## start

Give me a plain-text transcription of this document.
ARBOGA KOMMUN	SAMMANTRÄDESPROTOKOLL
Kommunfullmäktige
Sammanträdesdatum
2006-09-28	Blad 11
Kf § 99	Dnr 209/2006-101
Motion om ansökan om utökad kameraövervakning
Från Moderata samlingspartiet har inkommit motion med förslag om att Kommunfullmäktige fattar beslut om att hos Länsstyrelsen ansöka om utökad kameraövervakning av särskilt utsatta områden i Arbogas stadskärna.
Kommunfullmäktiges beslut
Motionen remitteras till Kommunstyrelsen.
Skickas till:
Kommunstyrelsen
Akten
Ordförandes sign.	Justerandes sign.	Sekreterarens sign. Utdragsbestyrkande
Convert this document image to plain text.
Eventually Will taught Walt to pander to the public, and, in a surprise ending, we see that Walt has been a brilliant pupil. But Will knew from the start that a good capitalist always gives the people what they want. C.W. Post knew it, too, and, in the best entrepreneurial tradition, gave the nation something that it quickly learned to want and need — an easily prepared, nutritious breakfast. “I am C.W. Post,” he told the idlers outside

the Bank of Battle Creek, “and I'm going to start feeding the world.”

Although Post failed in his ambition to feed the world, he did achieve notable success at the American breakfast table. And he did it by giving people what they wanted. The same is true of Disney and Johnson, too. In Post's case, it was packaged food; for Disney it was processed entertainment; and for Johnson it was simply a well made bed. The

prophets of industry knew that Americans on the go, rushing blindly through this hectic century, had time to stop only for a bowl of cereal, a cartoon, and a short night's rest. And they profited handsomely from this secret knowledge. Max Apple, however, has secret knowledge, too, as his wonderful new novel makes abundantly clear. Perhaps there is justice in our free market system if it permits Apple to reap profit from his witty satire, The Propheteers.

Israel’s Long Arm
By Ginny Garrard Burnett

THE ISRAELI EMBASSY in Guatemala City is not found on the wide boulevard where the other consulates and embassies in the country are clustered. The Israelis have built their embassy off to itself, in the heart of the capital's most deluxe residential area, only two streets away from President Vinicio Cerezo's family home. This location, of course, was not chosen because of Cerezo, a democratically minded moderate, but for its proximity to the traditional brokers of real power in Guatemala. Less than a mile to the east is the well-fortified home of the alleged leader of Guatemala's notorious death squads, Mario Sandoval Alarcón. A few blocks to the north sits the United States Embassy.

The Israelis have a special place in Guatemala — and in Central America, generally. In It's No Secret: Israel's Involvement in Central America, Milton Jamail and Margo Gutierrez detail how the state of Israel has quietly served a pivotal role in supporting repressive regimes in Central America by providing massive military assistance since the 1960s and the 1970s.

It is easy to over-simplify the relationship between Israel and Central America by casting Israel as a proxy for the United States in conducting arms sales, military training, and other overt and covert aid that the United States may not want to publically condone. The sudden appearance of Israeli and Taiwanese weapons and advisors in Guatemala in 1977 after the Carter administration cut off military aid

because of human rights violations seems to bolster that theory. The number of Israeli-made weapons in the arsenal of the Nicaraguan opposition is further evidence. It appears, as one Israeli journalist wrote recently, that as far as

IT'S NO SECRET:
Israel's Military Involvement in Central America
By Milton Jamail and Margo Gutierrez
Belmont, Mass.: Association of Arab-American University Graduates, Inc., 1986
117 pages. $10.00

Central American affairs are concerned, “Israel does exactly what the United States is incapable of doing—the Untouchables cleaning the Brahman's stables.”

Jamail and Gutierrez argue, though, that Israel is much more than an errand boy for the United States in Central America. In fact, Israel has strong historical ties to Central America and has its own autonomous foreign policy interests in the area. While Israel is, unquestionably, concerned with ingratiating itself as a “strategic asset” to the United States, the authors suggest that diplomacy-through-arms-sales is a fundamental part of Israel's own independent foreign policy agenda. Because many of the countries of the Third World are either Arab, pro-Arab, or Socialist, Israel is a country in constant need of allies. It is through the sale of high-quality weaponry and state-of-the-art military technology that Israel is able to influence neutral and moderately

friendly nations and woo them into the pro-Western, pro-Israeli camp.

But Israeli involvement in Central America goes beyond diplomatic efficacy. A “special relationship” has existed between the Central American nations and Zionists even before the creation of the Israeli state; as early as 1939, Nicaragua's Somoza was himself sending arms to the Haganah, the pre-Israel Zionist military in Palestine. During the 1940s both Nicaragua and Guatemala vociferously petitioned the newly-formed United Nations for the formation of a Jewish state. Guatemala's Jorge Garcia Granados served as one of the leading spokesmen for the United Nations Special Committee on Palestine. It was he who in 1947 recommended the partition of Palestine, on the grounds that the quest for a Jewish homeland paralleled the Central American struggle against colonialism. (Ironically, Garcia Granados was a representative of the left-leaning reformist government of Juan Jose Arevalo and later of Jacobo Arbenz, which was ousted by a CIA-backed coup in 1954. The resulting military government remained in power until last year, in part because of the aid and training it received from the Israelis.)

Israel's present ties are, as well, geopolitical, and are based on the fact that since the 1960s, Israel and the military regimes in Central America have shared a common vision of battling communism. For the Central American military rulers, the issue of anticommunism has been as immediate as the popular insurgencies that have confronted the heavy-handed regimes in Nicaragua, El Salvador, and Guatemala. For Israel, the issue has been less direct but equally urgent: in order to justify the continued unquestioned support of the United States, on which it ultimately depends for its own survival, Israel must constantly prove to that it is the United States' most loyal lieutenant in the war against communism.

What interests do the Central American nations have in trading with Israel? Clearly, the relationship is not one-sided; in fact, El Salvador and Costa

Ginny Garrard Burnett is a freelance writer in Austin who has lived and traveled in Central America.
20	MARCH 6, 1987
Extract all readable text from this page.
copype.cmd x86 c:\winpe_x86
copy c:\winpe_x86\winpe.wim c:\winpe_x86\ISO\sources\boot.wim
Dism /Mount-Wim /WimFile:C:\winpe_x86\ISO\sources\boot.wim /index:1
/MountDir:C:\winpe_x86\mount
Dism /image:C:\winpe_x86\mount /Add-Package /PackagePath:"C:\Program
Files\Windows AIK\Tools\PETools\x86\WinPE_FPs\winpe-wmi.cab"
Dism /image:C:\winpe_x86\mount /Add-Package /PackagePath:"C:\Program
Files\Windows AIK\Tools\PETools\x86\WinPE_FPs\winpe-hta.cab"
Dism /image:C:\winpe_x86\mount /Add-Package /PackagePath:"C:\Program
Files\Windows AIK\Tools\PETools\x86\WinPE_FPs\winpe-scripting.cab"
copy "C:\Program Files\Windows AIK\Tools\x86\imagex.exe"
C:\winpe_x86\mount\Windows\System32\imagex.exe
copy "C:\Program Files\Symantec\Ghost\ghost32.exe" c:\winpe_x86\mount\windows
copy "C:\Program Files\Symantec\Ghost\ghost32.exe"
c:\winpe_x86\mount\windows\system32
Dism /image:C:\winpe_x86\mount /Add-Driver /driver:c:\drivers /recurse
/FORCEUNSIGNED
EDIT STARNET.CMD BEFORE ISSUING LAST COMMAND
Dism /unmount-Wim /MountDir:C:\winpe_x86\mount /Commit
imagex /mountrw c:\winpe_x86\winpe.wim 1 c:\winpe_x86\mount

## end

- [Direction]
Pull out every line in the data above that has the word "Burnett".

- [Result of the task]
By Ginny Garrard Burnett
Ginny Garrard Burnett is a freelance writer in Austin who has lived and traveled in Central America.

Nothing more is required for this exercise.